### PROBLEM TO WORK ON:
Copy each line of the entries beneath that contains the word "container".

[Dataset items]
[Begin]

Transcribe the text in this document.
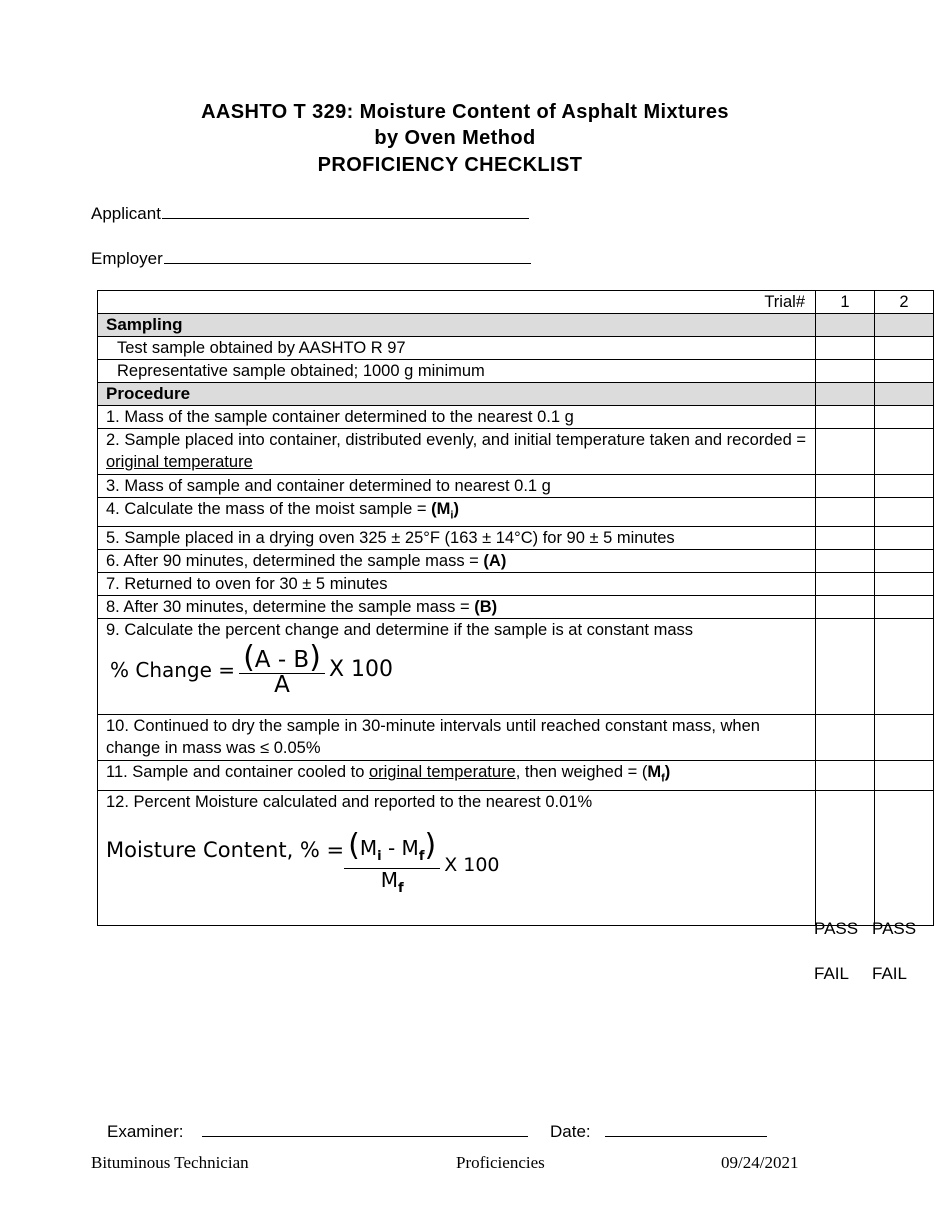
AASHTO T 329: Moisture Content of Asphalt Mixtures
by Oven Method
PROFICIENCY CHECKLIST
Applicant
Employer
Trial#	1	2
Sampling		
Test sample obtained by AASHTO R 97		
Representative sample obtained; 1000 g minimum		
Procedure		
1. Mass of the sample container determined to the nearest 0.1 g		
2. Sample placed into container, distributed evenly, and initial temperature taken and recorded = original temperature		
3. Mass of sample and container determined to nearest 0.1 g		
4. Calculate the mass of the moist sample = $(M_i)$		
5. Sample placed in a drying oven 325 ± 25°F (163 ± 14°C) for 90 ± 5 minutes		
6. After 90 minutes, determined the sample mass = (A)		
7. Returned to oven for 30 ± 5 minutes		
8. After 30 minutes, determine the sample mass = (B)		

9. Calculate the percent change and determine if the sample is at constant mass
% Change = $\frac{(A - B)}{A}$ X 100		

10. Continued to dry the sample in 30-minute intervals until reached constant mass, when change in mass was ≤ 0.05%		
11. Sample and container cooled to original temperature, then weighed = $(M_f)$		

12. Percent Moisture calculated and reported to the nearest 0.01%
Moisture Content, % = $\frac{(M_i - M_f)}{M_f}$ X 100		

PASS PASS
FAIL FAIL
Examiner:	Date:
Bituminous Technician	Proficiencies	09/24/2021
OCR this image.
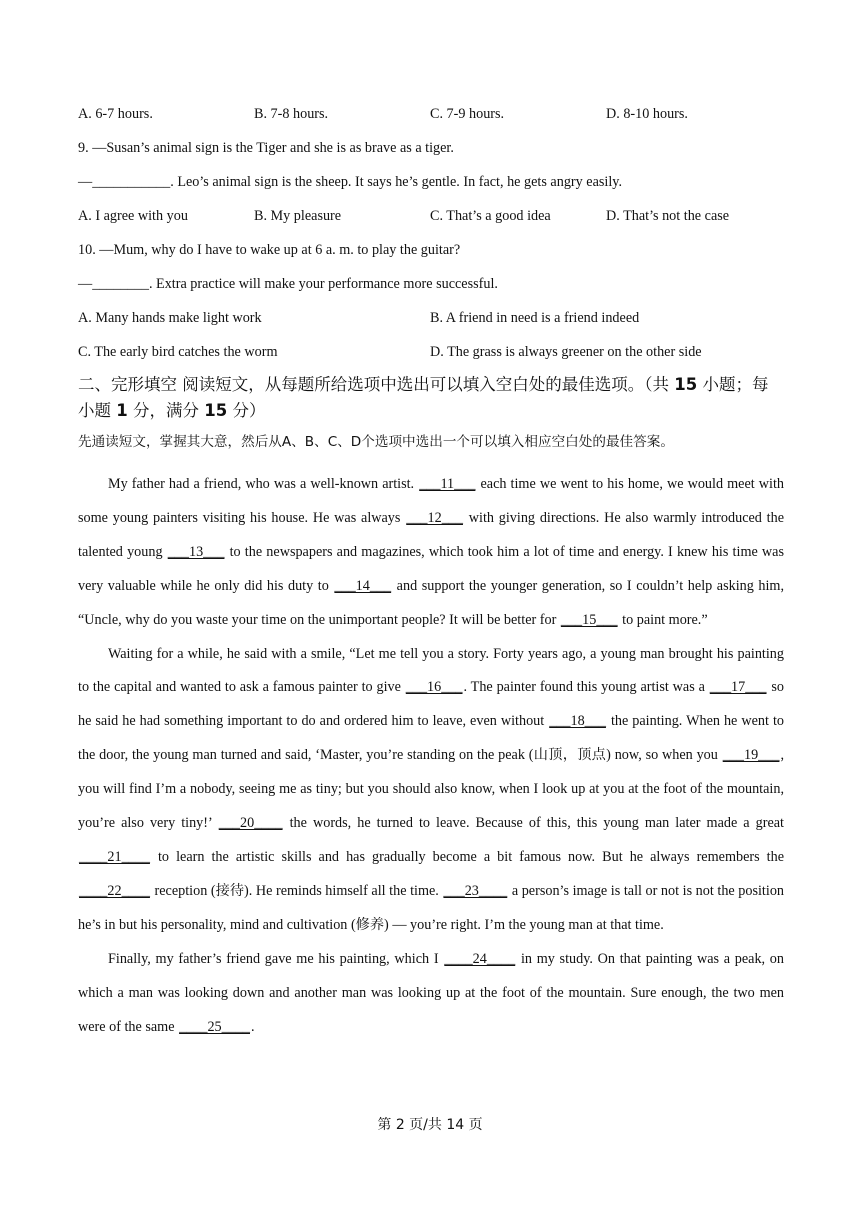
A. 6-7 hours.	B. 7-8 hours.	C. 7-9 hours.	D. 8-10 hours.
9. —Susan’s animal sign is the Tiger and she is as brave as a tiger.
—___________. Leo’s animal sign is the sheep. It says he’s gentle. In fact, he gets angry easily.
A. I agree with you	B. My pleasure	C. That’s a good idea	D. That’s not the case
10. —Mum, why do I have to wake up at 6 a. m. to play the guitar?
—________. Extra practice will make your performance more successful.
A. Many hands make light work	B. A friend in need is a friend indeed
C. The early bird catches the worm	D. The grass is always greener on the other side
二、完形填空 阅读短文，从每题所给选项中选出可以填入空白处的最佳选项。（共 15 小题；每小题 1 分，满分 15 分）
先通读短文，掌握其大意，然后从A、B、C、D个选项中选出一个可以填入相应空白处的最佳答案。

My father had a friend, who was a well-known artist. ___11___ each time we went to his home, we would meet with some young painters visiting his house. He was always ___12___ with giving directions. He also warmly introduced the talented young ___13___ to the newspapers and magazines, which took him a lot of time and energy. I knew his time was very valuable while he only did his duty to ___14___ and support the younger generation, so I couldn’t help asking him, “Uncle, why do you waste your time on the unimportant people? It will be better for ___15___ to paint more.”

Waiting for a while, he said with a smile, “Let me tell you a story. Forty years ago, a young man brought his painting to the capital and wanted to ask a famous painter to give ___16___. The painter found this young artist was a ___17___ so he said he had something important to do and ordered him to leave, even without ___18___ the painting. When he went to the door, the young man turned and said, ‘Master, you’re standing on the peak (山顶，顶点) now, so when you ___19___, you will find I’m a nobody, seeing me as tiny; but you should also know, when I look up at you at the foot of the mountain, you’re also very tiny!’ ___20____ the words, he turned to leave. Because of this, this young man later made a great ____21____ to learn the artistic skills and has gradually become a bit famous now. But he always remembers the ____22____ reception (接待). He reminds himself all the time. ___23____ a person’s image is tall or not is not the position he’s in but his personality, mind and cultivation (修养) — you’re right. I’m the young man at that time.

Finally, my father’s friend gave me his painting, which I ____24____ in my study. On that painting was a peak, on which a man was looking down and another man was looking up at the foot of the mountain. Sure enough, the two men were of the same ____25____.

第 2 页/共 14 页
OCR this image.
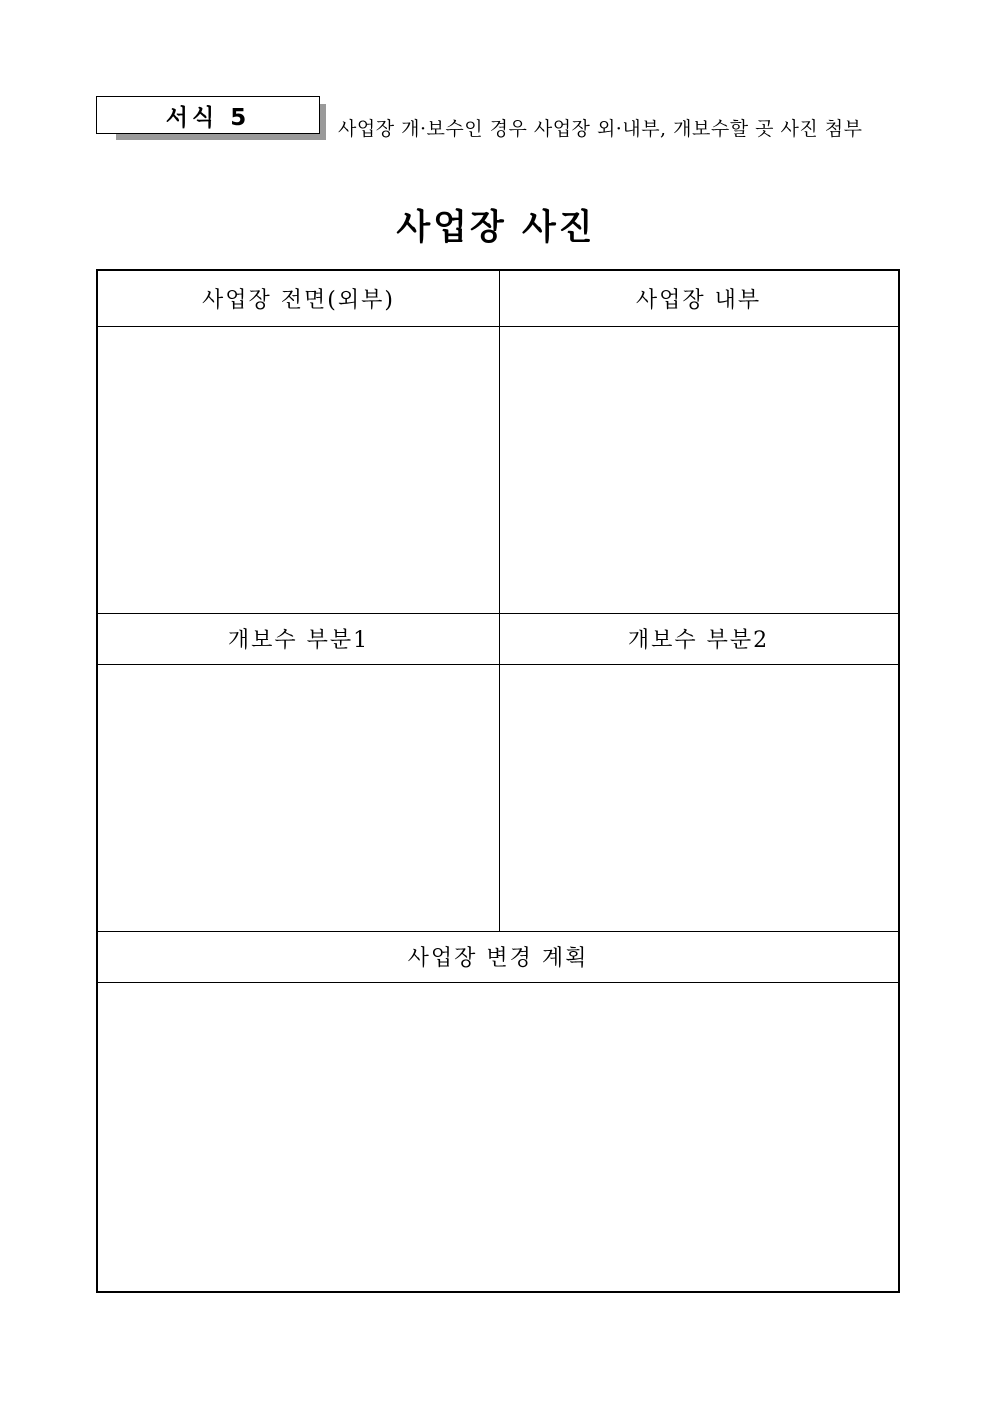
서식 5	사업장 개·보수인 경우 사업장 외·내부, 개보수할 곳 사진 첨부
사업장 사진
사업장 전면(외부)	사업장 내부
개보수 부분1	개보수 부분2
사업장 변경 계획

[End]

### THE COMPLETED TASK:
1. Mass of the sample container determined to the nearest 0.1 g		
2. Sample placed into container, distributed evenly, and initial temperature taken and recorded = original temperature		
3. Mass of sample and container determined to nearest 0.1 g		
11. Sample and container cooled to original temperature, then weighed = $(M_f)$		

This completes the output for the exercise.